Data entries
───

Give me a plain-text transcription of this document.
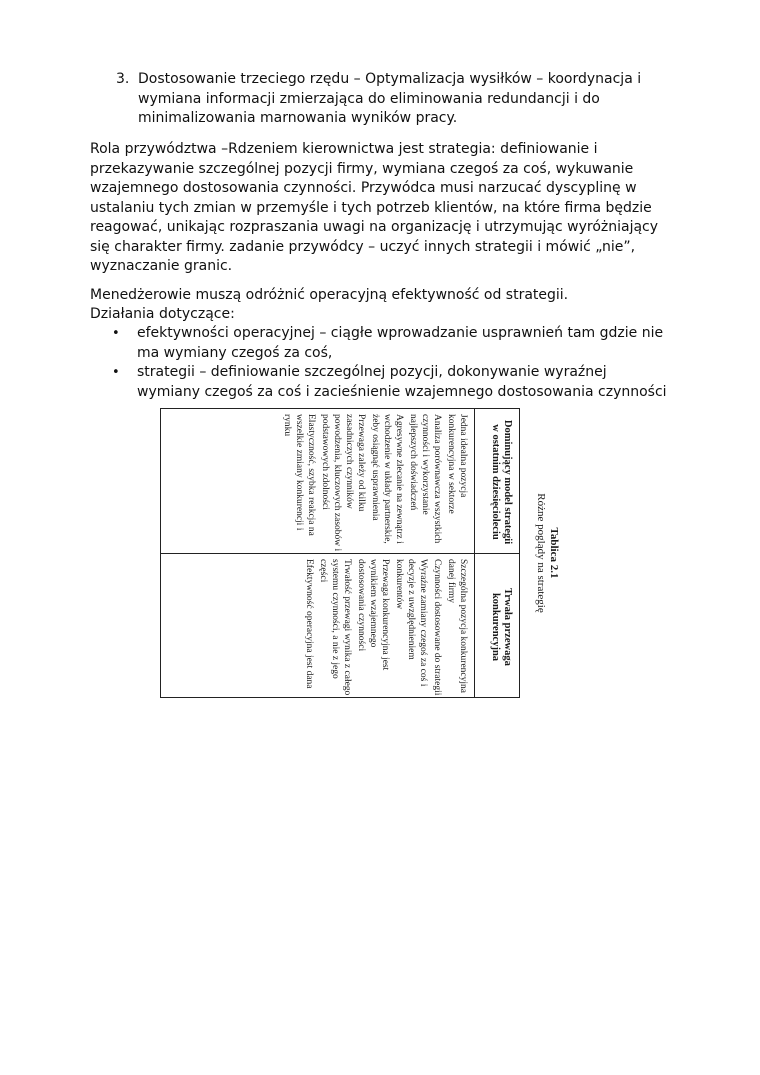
3. Dostosowanie trzeciego rzędu – Optymalizacja wysiłków – koordynacja i
wymiana informacji zmierzająca do eliminowania redundancji i do
minimalizowania marnowania wyników pracy.
Rola przywództwa –Rdzeniem kierownictwa jest strategia: definiowanie i
przekazywanie szczególnej pozycji firmy, wymiana czegoś za coś, wykuwanie
wzajemnego dostosowania czynności. Przywódca musi narzucać dyscyplinę w
ustalaniu tych zmian w przemyśle i tych potrzeb klientów, na które firma będzie
reagować, unikając rozpraszania uwagi na organizację i utrzymując wyróżniający
się charakter firmy. zadanie przywódcy – uczyć innych strategii i mówić „nie”,
wyznaczanie granic.
Menedżerowie muszą odróżnić operacyjną efektywność od strategii.
Działania dotyczące:
• efektywności operacyjnej – ciągłe wprowadzanie usprawnień tam gdzie nie
ma wymiany czegoś za coś,
• strategii – definiowanie szczególnej pozycji, dokonywanie wyraźnej
wymiany czegoś za coś i zacieśnienie wzajemnego dostosowania czynności
Tablica 2.1
Różne poglądy na strategię
Dominujący model strategii
w ostatnim dziesięcioleciu
Trwała przewaga konkurencyjna

Jedna idealna pozycja konkurencyjna w sektorze

Analiza porównawcza wszystkich czynności i wykorzystanie najlepszych doświadczeń

Agresywne zlecanie na zewnątrz i wchodzenie w układy partnerskie, żeby osiągnąć usprawnienia

Przewaga zależy od kilku zasadniczych czynników powodzenia, kluczowych zasobów i podstawowych zdolności

Elastyczność, szybka reakcja na wszelkie zmiany konkurencji i rynku

Szczególna pozycja konkurencyjna danej firmy

Czynności dostosowane do strategii

Wyraźne zamiany czegoś za coś i decyzje z uwzględnieniem konkurentów

Przewaga konkurencyjna jest wynikiem wzajemnego dostosowania czynności

Trwałość przewagi wynika z całego systemu czynności, a nie z jego części

Efektywność operacyjna jest dana
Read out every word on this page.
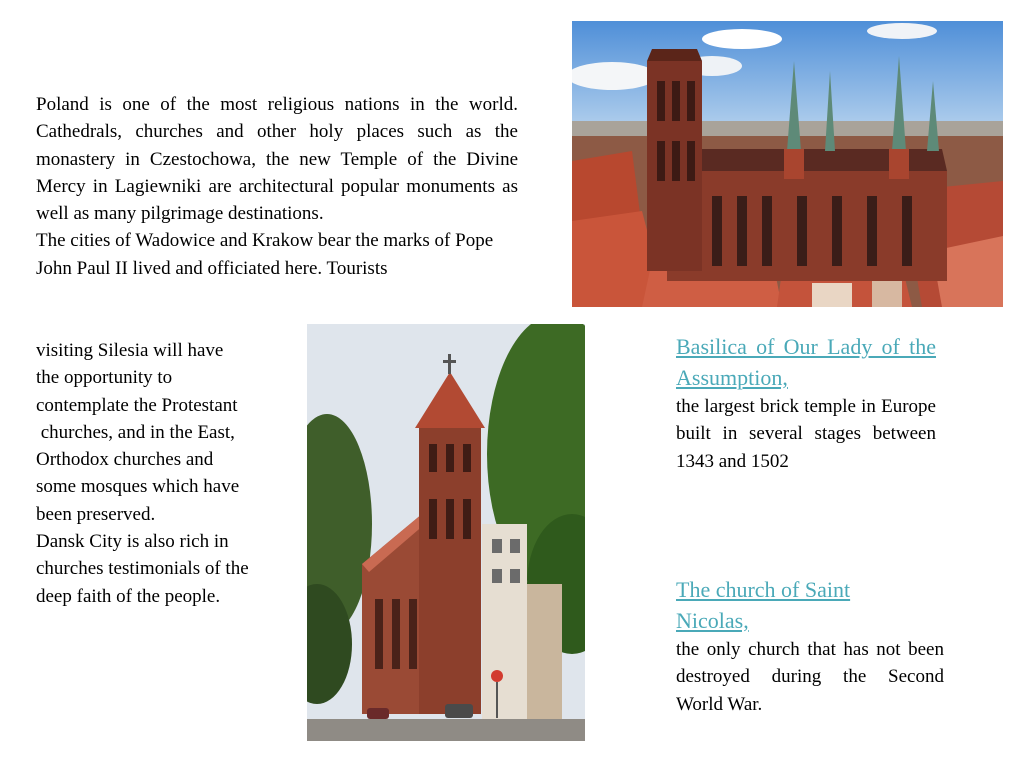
Poland is one of the most religious nations in the world. Cathedrals, churches and other holy places such as the monastery in Czestochowa, the new Temple of the Divine Mercy in Lagiewniki are architectural popular monuments as well as many pilgrimage destinations.

The cities of Wadowice and Krakow bear the marks of Pope John Paul II lived and officiated here. Tourists

visiting Silesia will have

the opportunity to

contemplate the Protestant

churches, and in the East,

Orthodox churches and

some mosques which have

been preserved.

Dansk City is also rich in

churches testimonials of the

deep faith of the people.

Basilica of Our Lady of the Assumption,
the largest brick temple in Europe built in several stages between 1343 and 1502
The church of Saint Nicolas,
the only church that has not been destroyed during the Second World War.
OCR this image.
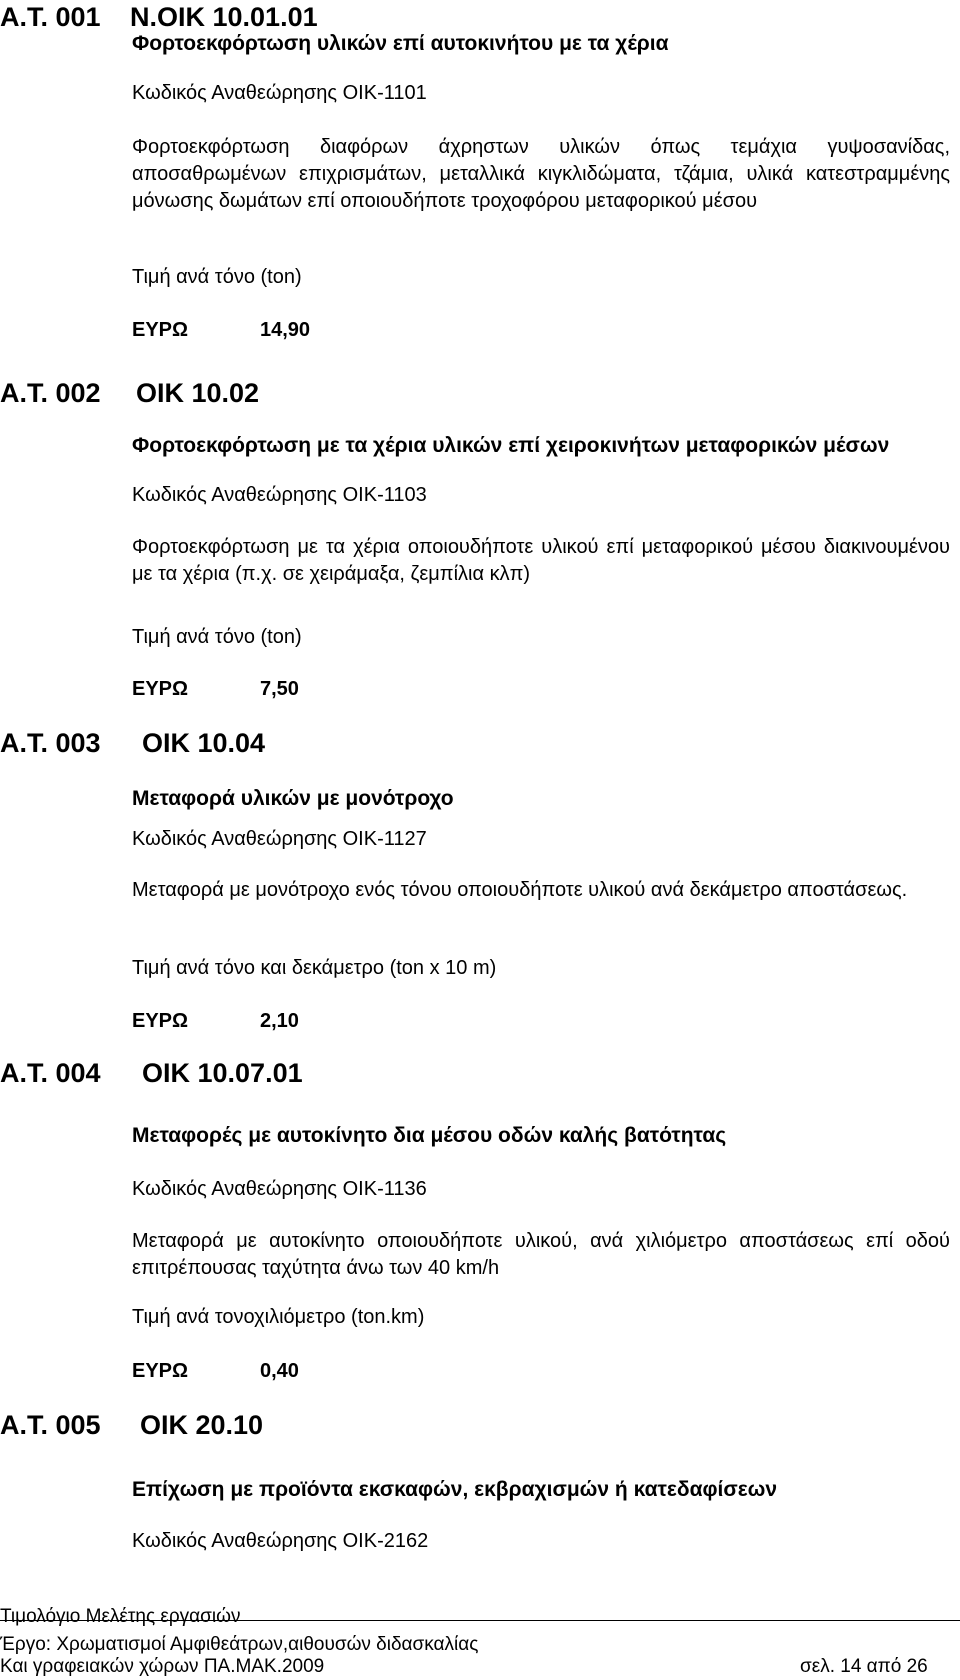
Α.Τ. 001 Ν.ΟΙΚ 10.01.01
Φορτοεκφόρτωση υλικών επί αυτοκινήτου με τα χέρια
Κωδικός Αναθεώρησης ΟΙΚ-1101
Φορτοεκφόρτωση διαφόρων άχρηστων υλικών όπως τεμάχια γυψοσανίδας, αποσαθρωμένων επιχρισμάτων, μεταλλικά κιγκλιδώματα, τζάμια, υλικά κατεστραμμένης μόνωσης δωμάτων επί οποιουδήποτε τροχοφόρου μεταφορικού μέσου
Τιμή ανά τόνο (ton)
ΕΥΡΩ	14,90
Α.Τ. 002 ΟΙΚ 10.02
Φορτοεκφόρτωση με τα χέρια υλικών επί χειροκινήτων μεταφορικών μέσων
Κωδικός Αναθεώρησης ΟΙΚ-1103
Φορτοεκφόρτωση με τα χέρια οποιουδήποτε υλικού επί μεταφορικού μέσου διακινουμένου με τα χέρια (π.χ. σε χειράμαξα, ζεμπίλια κλπ)
Τιμή ανά τόνο (ton)
ΕΥΡΩ	7,50
Α.Τ. 003 ΟΙΚ 10.04
Μεταφορά υλικών με μονότροχο
Κωδικός Αναθεώρησης ΟΙΚ-1127
Μεταφορά με μονότροχο ενός τόνου οποιουδήποτε υλικού ανά δεκάμετρο αποστάσεως.
Τιμή ανά τόνο και δεκάμετρο (ton x 10 m)
ΕΥΡΩ	2,10
Α.Τ. 004 ΟΙΚ 10.07.01
Μεταφορές με αυτοκίνητο δια μέσου οδών καλής βατότητας
Κωδικός Αναθεώρησης ΟΙΚ-1136
Μεταφορά με αυτοκίνητο οποιουδήποτε υλικού, ανά χιλιόμετρο αποστάσεως επί οδού επιτρέπουσας ταχύτητα άνω των 40 km/h
Τιμή ανά τονοχιλιόμετρο (ton.km)
ΕΥΡΩ	0,40
Α.Τ. 005 ΟΙΚ 20.10
Επίχωση με προϊόντα εκσκαφών, εκβραχισμών ή κατεδαφίσεων
Κωδικός Αναθεώρησης ΟΙΚ-2162
Τιμολόγιο Μελέτης εργασιών
Έργο: Χρωματισμοί Αμφιθεάτρων,αιθουσών διδασκαλίας
Και γραφειακών χώρων ΠΑ.ΜΑΚ.2009	σελ. 14 από 26
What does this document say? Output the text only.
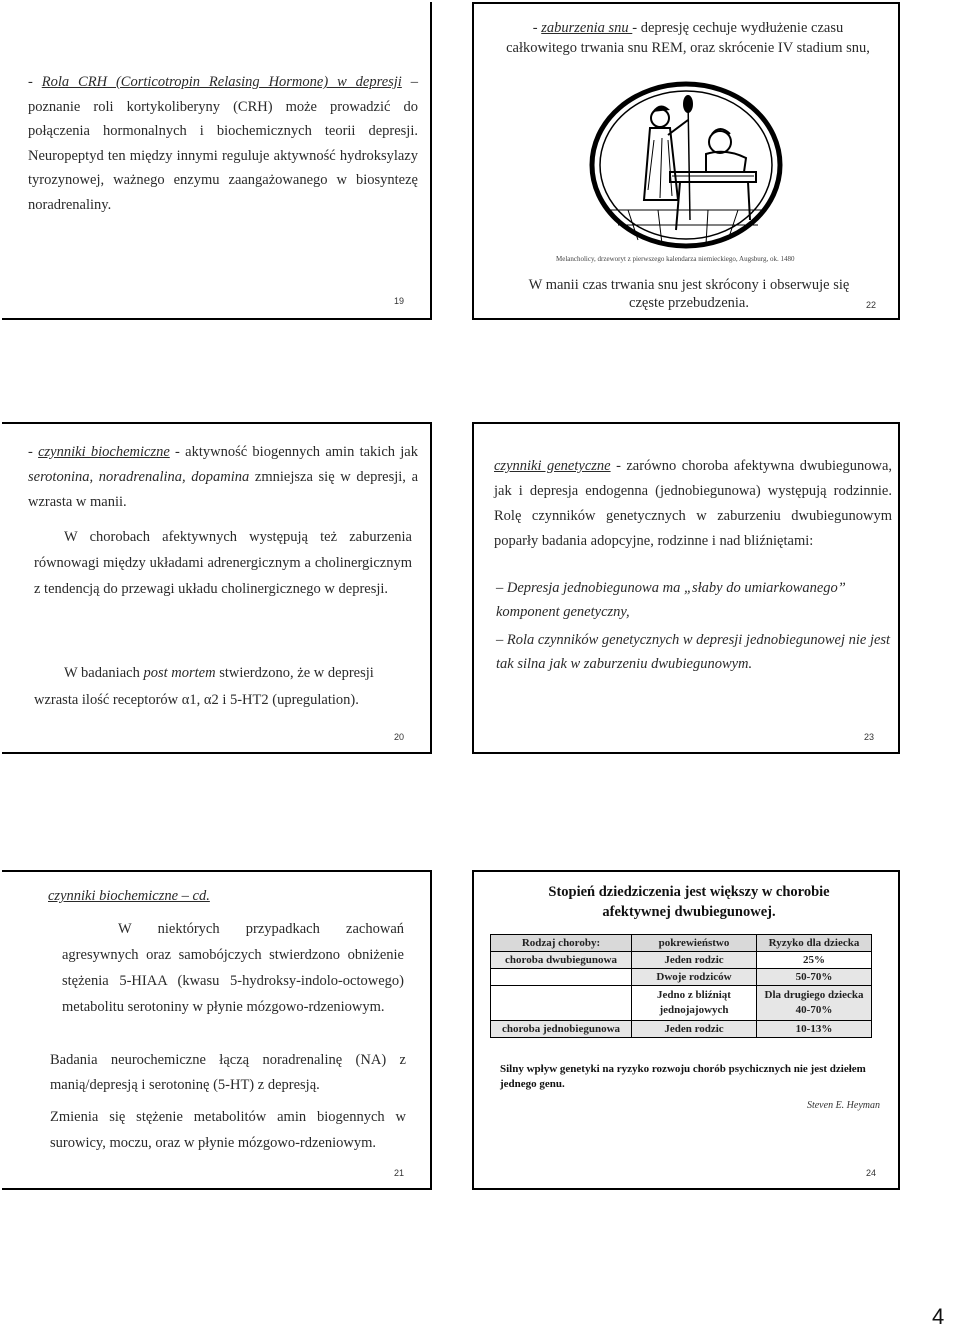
- zaburzenia snu - depresję cechuje wydłużenie czasu
całkowitego trwania snu REM, oraz skrócenie IV stadium snu,
Melancholicy, drzeworyt z pierwszego kalendarza niemieckiego, Augsburg, ok. 1480
W manii czas trwania snu jest skrócony i obserwuje się
częste przebudzenia.	22
- Rola CRH (Corticotropin Relasing Hormone) w depresji – poznanie roli kortykoliberyny (CRH) może prowadzić do połączenia hormonalnych i biochemicznych teorii depresji. Neuropeptyd ten między innymi reguluje aktywność hydroksylazy tyrozynowej, ważnego enzymu zaangażowanego w biosyntezę noradrenaliny.
19
- czynniki biochemiczne - aktywność biogennych amin takich jak serotonina, noradrenalina, dopamina zmniejsza się w depresji, a wzrasta w manii.
W chorobach afektywnych występują też zaburzenia równowagi między układami adrenergicznym a cholinergicznym z tendencją do przewagi układu cholinergicznego w depresji.
W badaniach post mortem stwierdzono, że w depresji
wzrasta ilość receptorów α1, α2 i 5-HT2 (upregulation).
20
czynniki genetyczne - zarówno choroba afektywna dwubiegunowa, jak i depresja endogenna (jednobiegunowa) występują rodzinnie. Rolę czynników genetycznych w zaburzeniu dwubiegunowym poparły badania adopcyjne, rodzinne i nad bliźniętami:
– Depresja jednobiegunowa ma „słaby do umiarkowanego” komponent genetyczny,
– Rola czynników genetycznych w depresji jednobiegunowej nie jest tak silna jak w zaburzeniu dwubiegunowym.
23
czynniki biochemiczne – cd.
W niektórych przypadkach zachowań agresywnych oraz samobójczych stwierdzono obniżenie stężenia 5-HIAA (kwasu 5-hydroksy-indolo-octowego) metabolitu serotoniny w płynie mózgowo-rdzeniowym.
Badania neurochemiczne łączą noradrenalinę (NA) z manią/depresją i serotoninę (5-HT) z depresją.
Zmienia się stężenie metabolitów amin biogennych w surowicy, moczu, oraz w płynie mózgowo-rdzeniowym.
21
Stopień dziedziczenia jest większy w chorobie
afektywnej dwubiegunowej.
Rodzaj choroby:	pokrewieństwo	Ryzyko dla dziecka
choroba dwubiegunowa	Jeden rodzic	25%
	Dwoje rodziców	50-70%
	Jedno z bliźniąt jednojajowych	Dla drugiego dziecka 40-70%
choroba jednobiegunowa	Jeden rodzic	10-13%
Silny wpływ genetyki na ryzyko rozwoju chorób psychicznych nie jest dziełem jednego genu.
Steven E. Heyman
24
4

───

• Set task
Reproduce all of the material above word for word. Omit the pictures.

• The response
Give me a plain-text transcription of this document.
3. Dostosowanie trzeciego rzędu – Optymalizacja wysiłków – koordynacja i
wymiana informacji zmierzająca do eliminowania redundancji i do
minimalizowania marnowania wyników pracy.
Rola przywództwa –Rdzeniem kierownictwa jest strategia: definiowanie i
przekazywanie szczególnej pozycji firmy, wymiana czegoś za coś, wykuwanie
wzajemnego dostosowania czynności. Przywódca musi narzucać dyscyplinę w
ustalaniu tych zmian w przemyśle i tych potrzeb klientów, na które firma będzie
reagować, unikając rozpraszania uwagi na organizację i utrzymując wyróżniający
się charakter firmy. zadanie przywódcy – uczyć innych strategii i mówić „nie”,
wyznaczanie granic.
Menedżerowie muszą odróżnić operacyjną efektywność od strategii.
Działania dotyczące:
• efektywności operacyjnej – ciągłe wprowadzanie usprawnień tam gdzie nie
ma wymiany czegoś za coś,
• strategii – definiowanie szczególnej pozycji, dokonywanie wyraźnej
wymiany czegoś za coś i zacieśnienie wzajemnego dostosowania czynności
Tablica 2.1
Różne poglądy na strategię
Dominujący model strategii
w ostatnim dziesięcioleciu
Trwała przewaga konkurencyjna

Jedna idealna pozycja konkurencyjna w sektorze

Analiza porównawcza wszystkich czynności i wykorzystanie najlepszych doświadczeń

Agresywne zlecanie na zewnątrz i wchodzenie w układy partnerskie, żeby osiągnąć usprawnienia

Przewaga zależy od kilku zasadniczych czynników powodzenia, kluczowych zasobów i podstawowych zdolności

Elastyczność, szybka reakcja na wszelkie zmiany konkurencji i rynku

Szczególna pozycja konkurencyjna danej firmy

Czynności dostosowane do strategii

Wyraźne zamiany czegoś za coś i decyzje z uwzględnieniem konkurentów

Przewaga konkurencyjna jest wynikiem wzajemnego dostosowania czynności

Trwałość przewagi wynika z całego systemu czynności, a nie z jego części

Efektywność operacyjna jest dana
Read out every word on this page.
Poland is one of the most religious nations in the world. Cathedrals, churches and other holy places such as the monastery in Czestochowa, the new Temple of the Divine Mercy in Lagiewniki are architectural popular monuments as well as many pilgrimage destinations.

The cities of Wadowice and Krakow bear the marks of Pope John Paul II lived and officiated here. Tourists

visiting Silesia will have

the opportunity to

contemplate the Protestant

churches, and in the East,

Orthodox churches and

some mosques which have

been preserved.

Dansk City is also rich in

churches testimonials of the

deep faith of the people.

Basilica of Our Lady of the Assumption,
the largest brick temple in Europe built in several stages between 1343 and 1502
The church of Saint Nicolas,
the only church that has not been destroyed during the Second World War.
OCR this image.
Α.Τ. 001 Ν.ΟΙΚ 10.01.01
Φορτοεκφόρτωση υλικών επί αυτοκινήτου με τα χέρια
Κωδικός Αναθεώρησης ΟΙΚ-1101
Φορτοεκφόρτωση διαφόρων άχρηστων υλικών όπως τεμάχια γυψοσανίδας, αποσαθρωμένων επιχρισμάτων, μεταλλικά κιγκλιδώματα, τζάμια, υλικά κατεστραμμένης μόνωσης δωμάτων επί οποιουδήποτε τροχοφόρου μεταφορικού μέσου
Τιμή ανά τόνο (ton)
ΕΥΡΩ	14,90
Α.Τ. 002 ΟΙΚ 10.02
Φορτοεκφόρτωση με τα χέρια υλικών επί χειροκινήτων μεταφορικών μέσων
Κωδικός Αναθεώρησης ΟΙΚ-1103
Φορτοεκφόρτωση με τα χέρια οποιουδήποτε υλικού επί μεταφορικού μέσου διακινουμένου με τα χέρια (π.χ. σε χειράμαξα, ζεμπίλια κλπ)
Τιμή ανά τόνο (ton)
ΕΥΡΩ	7,50
Α.Τ. 003 ΟΙΚ 10.04
Μεταφορά υλικών με μονότροχο
Κωδικός Αναθεώρησης ΟΙΚ-1127
Μεταφορά με μονότροχο ενός τόνου οποιουδήποτε υλικού ανά δεκάμετρο αποστάσεως.
Τιμή ανά τόνο και δεκάμετρο (ton x 10 m)
ΕΥΡΩ	2,10
Α.Τ. 004 ΟΙΚ 10.07.01
Μεταφορές με αυτοκίνητο δια μέσου οδών καλής βατότητας
Κωδικός Αναθεώρησης ΟΙΚ-1136
Μεταφορά με αυτοκίνητο οποιουδήποτε υλικού, ανά χιλιόμετρο αποστάσεως επί οδού επιτρέπουσας ταχύτητα άνω των 40 km/h
Τιμή ανά τονοχιλιόμετρο (ton.km)
ΕΥΡΩ	0,40
Α.Τ. 005 ΟΙΚ 20.10
Επίχωση με προϊόντα εκσκαφών, εκβραχισμών ή κατεδαφίσεων
Κωδικός Αναθεώρησης ΟΙΚ-2162
Τιμολόγιο Μελέτης εργασιών
Έργο: Χρωματισμοί Αμφιθεάτρων,αιθουσών διδασκαλίας
Και γραφειακών χώρων ΠΑ.ΜΑΚ.2009	σελ. 14 από 26
What does this document say? Output the text only.
- zaburzenia snu - depresję cechuje wydłużenie czasu
całkowitego trwania snu REM, oraz skrócenie IV stadium snu,
Melancholicy, drzeworyt z pierwszego kalendarza niemieckiego, Augsburg, ok. 1480
W manii czas trwania snu jest skrócony i obserwuje się
częste przebudzenia.	22
- Rola CRH (Corticotropin Relasing Hormone) w depresji – poznanie roli kortykoliberyny (CRH) może prowadzić do połączenia hormonalnych i biochemicznych teorii depresji. Neuropeptyd ten między innymi reguluje aktywność hydroksylazy tyrozynowej, ważnego enzymu zaangażowanego w biosyntezę noradrenaliny.
19
- czynniki biochemiczne - aktywność biogennych amin takich jak serotonina, noradrenalina, dopamina zmniejsza się w depresji, a wzrasta w manii.
W chorobach afektywnych występują też zaburzenia równowagi między układami adrenergicznym a cholinergicznym z tendencją do przewagi układu cholinergicznego w depresji.
W badaniach post mortem stwierdzono, że w depresji
wzrasta ilość receptorów α1, α2 i 5-HT2 (upregulation).
20
czynniki genetyczne - zarówno choroba afektywna dwubiegunowa, jak i depresja endogenna (jednobiegunowa) występują rodzinnie. Rolę czynników genetycznych w zaburzeniu dwubiegunowym poparły badania adopcyjne, rodzinne i nad bliźniętami:
– Depresja jednobiegunowa ma „słaby do umiarkowanego” komponent genetyczny,
– Rola czynników genetycznych w depresji jednobiegunowej nie jest tak silna jak w zaburzeniu dwubiegunowym.
23
czynniki biochemiczne – cd.
W niektórych przypadkach zachowań agresywnych oraz samobójczych stwierdzono obniżenie stężenia 5-HIAA (kwasu 5-hydroksy-indolo-octowego) metabolitu serotoniny w płynie mózgowo-rdzeniowym.
Badania neurochemiczne łączą noradrenalinę (NA) z manią/depresją i serotoninę (5-HT) z depresją.
Zmienia się stężenie metabolitów amin biogennych w surowicy, moczu, oraz w płynie mózgowo-rdzeniowym.
21
Stopień dziedziczenia jest większy w chorobie
afektywnej dwubiegunowej.
Rodzaj choroby:	pokrewieństwo	Ryzyko dla dziecka
choroba dwubiegunowa	Jeden rodzic	25%
	Dwoje rodziców	50-70%
	Jedno z bliźniąt jednojajowych	Dla drugiego dziecka 40-70%
choroba jednobiegunowa	Jeden rodzic	10-13%
Silny wpływ genetyki na ryzyko rozwoju chorób psychicznych nie jest dziełem jednego genu.
Steven E. Heyman
24
4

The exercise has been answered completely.